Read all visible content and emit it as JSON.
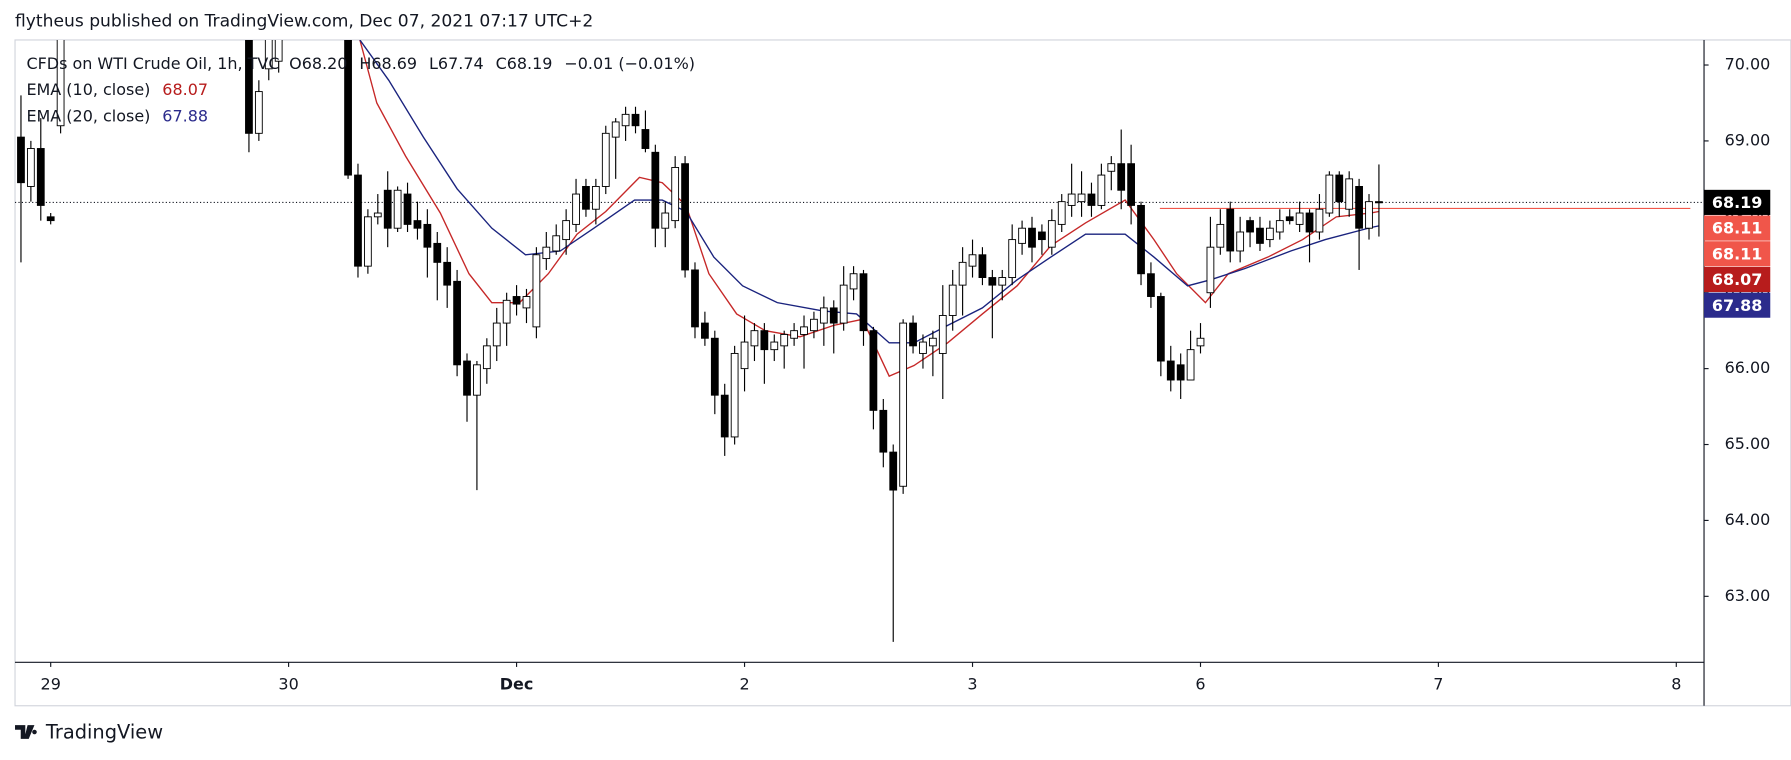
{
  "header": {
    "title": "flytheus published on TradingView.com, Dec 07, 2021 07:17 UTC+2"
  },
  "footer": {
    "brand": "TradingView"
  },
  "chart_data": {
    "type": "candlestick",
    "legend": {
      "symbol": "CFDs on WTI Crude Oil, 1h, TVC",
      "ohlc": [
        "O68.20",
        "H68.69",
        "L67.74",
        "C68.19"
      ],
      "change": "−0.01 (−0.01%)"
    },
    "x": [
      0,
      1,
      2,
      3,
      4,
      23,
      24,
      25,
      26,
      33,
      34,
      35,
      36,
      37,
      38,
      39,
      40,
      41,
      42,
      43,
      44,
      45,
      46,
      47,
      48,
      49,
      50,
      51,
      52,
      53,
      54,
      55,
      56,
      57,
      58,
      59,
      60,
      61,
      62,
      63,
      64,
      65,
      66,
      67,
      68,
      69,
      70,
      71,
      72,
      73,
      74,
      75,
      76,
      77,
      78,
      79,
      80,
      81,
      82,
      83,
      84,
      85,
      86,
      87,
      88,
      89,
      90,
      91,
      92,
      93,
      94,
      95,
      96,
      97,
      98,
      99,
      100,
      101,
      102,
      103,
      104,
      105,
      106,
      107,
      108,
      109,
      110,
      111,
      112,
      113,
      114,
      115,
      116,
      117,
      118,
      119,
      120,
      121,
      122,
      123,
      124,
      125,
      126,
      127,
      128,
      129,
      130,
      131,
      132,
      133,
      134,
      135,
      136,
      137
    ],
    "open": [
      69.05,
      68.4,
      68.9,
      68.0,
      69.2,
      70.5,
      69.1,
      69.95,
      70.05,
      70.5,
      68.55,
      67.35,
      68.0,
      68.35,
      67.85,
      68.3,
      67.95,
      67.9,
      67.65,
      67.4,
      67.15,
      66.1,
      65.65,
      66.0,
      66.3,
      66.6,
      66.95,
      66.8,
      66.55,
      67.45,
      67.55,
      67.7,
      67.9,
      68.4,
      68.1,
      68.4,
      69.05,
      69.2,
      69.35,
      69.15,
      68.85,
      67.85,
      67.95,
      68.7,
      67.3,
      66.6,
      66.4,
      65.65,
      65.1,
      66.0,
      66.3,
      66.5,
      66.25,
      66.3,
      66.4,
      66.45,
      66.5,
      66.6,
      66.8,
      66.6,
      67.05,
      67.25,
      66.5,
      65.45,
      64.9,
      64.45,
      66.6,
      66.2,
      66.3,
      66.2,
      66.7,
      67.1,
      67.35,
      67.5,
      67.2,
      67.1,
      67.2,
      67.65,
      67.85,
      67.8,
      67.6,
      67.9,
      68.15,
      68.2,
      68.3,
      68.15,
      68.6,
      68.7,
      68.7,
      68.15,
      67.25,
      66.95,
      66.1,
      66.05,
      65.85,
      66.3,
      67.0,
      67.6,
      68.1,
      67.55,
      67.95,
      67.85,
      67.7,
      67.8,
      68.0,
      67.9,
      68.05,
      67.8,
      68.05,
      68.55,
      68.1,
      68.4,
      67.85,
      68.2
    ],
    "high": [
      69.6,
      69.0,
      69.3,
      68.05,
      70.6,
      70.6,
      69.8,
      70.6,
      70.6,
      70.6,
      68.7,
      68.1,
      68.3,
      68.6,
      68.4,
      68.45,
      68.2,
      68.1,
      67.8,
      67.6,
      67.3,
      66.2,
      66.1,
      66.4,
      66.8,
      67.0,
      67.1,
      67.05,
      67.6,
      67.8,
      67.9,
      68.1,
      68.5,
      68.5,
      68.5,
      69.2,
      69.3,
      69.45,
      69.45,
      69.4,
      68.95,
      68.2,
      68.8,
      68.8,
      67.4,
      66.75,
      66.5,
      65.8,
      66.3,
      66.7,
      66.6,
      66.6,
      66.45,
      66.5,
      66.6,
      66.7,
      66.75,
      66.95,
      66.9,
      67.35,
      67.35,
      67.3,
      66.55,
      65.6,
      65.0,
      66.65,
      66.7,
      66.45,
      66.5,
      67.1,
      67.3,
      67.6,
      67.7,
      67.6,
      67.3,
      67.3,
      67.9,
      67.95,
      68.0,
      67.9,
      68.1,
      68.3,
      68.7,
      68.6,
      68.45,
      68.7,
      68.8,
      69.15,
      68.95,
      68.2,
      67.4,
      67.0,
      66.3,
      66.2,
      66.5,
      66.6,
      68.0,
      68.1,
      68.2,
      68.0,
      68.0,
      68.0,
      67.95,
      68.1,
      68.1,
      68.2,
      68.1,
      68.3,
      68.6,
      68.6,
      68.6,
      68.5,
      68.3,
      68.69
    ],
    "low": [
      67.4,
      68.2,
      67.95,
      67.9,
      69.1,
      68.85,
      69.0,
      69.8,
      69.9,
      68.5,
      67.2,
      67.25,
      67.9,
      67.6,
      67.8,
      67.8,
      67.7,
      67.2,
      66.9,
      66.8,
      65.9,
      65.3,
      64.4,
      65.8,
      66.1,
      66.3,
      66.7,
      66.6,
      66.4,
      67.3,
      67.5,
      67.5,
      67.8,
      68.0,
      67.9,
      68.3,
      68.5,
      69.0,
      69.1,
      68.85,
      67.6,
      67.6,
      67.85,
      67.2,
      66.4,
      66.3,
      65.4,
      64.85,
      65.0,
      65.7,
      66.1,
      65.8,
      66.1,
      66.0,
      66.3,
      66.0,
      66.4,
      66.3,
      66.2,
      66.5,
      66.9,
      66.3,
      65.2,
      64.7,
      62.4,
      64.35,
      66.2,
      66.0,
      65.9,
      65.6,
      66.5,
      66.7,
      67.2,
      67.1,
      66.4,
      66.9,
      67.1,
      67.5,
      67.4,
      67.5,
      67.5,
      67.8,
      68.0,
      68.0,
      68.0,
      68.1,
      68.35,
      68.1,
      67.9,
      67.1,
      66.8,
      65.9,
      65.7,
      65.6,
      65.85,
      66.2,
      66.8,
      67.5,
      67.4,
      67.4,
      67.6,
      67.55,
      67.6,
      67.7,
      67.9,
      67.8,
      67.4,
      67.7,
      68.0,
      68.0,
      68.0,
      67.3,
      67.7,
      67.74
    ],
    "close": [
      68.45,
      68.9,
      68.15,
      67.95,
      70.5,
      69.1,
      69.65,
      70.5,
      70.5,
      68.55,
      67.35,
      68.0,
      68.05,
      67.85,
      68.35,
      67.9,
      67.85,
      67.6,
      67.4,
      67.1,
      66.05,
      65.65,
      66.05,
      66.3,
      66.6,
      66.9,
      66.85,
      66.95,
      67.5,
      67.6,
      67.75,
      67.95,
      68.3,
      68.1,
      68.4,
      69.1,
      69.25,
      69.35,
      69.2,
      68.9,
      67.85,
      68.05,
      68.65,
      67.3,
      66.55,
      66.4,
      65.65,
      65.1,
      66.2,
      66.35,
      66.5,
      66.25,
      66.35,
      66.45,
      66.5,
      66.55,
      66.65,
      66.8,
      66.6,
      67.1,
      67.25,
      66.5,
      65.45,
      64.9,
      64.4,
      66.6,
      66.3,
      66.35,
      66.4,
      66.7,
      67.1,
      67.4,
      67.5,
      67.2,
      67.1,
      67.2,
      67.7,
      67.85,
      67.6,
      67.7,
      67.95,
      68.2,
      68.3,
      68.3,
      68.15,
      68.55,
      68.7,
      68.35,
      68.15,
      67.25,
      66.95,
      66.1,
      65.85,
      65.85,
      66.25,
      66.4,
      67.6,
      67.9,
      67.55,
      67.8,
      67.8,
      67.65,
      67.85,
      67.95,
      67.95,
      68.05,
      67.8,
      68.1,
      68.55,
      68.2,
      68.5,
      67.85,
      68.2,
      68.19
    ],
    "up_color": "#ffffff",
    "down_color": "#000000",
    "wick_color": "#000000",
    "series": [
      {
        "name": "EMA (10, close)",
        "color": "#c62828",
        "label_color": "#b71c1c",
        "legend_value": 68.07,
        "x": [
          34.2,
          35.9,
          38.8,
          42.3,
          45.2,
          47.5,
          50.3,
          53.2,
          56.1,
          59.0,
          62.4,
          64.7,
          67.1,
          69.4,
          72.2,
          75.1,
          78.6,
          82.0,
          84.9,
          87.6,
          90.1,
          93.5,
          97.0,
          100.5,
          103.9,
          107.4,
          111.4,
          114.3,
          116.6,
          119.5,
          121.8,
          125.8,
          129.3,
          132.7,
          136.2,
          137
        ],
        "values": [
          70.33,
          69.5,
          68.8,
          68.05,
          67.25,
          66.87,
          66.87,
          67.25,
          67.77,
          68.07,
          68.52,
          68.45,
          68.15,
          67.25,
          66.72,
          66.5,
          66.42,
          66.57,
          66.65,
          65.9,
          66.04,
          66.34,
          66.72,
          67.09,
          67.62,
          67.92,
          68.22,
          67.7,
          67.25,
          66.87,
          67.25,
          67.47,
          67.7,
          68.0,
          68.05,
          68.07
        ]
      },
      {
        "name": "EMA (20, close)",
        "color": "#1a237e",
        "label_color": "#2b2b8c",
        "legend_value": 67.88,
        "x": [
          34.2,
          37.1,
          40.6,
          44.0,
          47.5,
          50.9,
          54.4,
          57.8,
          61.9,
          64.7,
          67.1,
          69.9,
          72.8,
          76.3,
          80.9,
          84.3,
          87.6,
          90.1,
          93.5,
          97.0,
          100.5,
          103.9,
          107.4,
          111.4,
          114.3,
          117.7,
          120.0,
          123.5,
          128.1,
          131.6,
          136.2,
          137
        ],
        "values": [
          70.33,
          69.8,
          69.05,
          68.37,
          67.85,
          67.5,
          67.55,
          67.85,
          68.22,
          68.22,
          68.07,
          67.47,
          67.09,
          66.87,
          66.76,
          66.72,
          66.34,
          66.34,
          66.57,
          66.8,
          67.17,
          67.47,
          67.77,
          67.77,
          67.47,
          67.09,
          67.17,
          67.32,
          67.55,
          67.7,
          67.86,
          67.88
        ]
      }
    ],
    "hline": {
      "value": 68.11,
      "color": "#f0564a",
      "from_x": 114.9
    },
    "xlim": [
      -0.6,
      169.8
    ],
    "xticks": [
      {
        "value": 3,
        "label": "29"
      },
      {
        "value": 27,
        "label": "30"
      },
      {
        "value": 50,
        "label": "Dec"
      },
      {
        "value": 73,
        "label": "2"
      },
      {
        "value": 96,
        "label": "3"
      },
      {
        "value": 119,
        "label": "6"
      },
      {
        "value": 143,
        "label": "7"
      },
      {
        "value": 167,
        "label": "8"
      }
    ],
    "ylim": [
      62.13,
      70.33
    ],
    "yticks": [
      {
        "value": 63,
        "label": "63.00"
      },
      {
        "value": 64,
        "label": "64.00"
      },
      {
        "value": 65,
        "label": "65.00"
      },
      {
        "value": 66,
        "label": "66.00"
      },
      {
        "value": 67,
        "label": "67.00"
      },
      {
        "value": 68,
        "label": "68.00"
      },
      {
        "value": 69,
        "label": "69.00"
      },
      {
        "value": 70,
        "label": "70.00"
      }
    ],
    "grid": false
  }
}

§ **Task to complete**
Gather up the lines containing the word "TradingView" from these records and copy them.

§ **Result**
    "title": "flytheus published on TradingView.com, Dec 07, 2021 07:17 UTC+2"
    "brand": "TradingView"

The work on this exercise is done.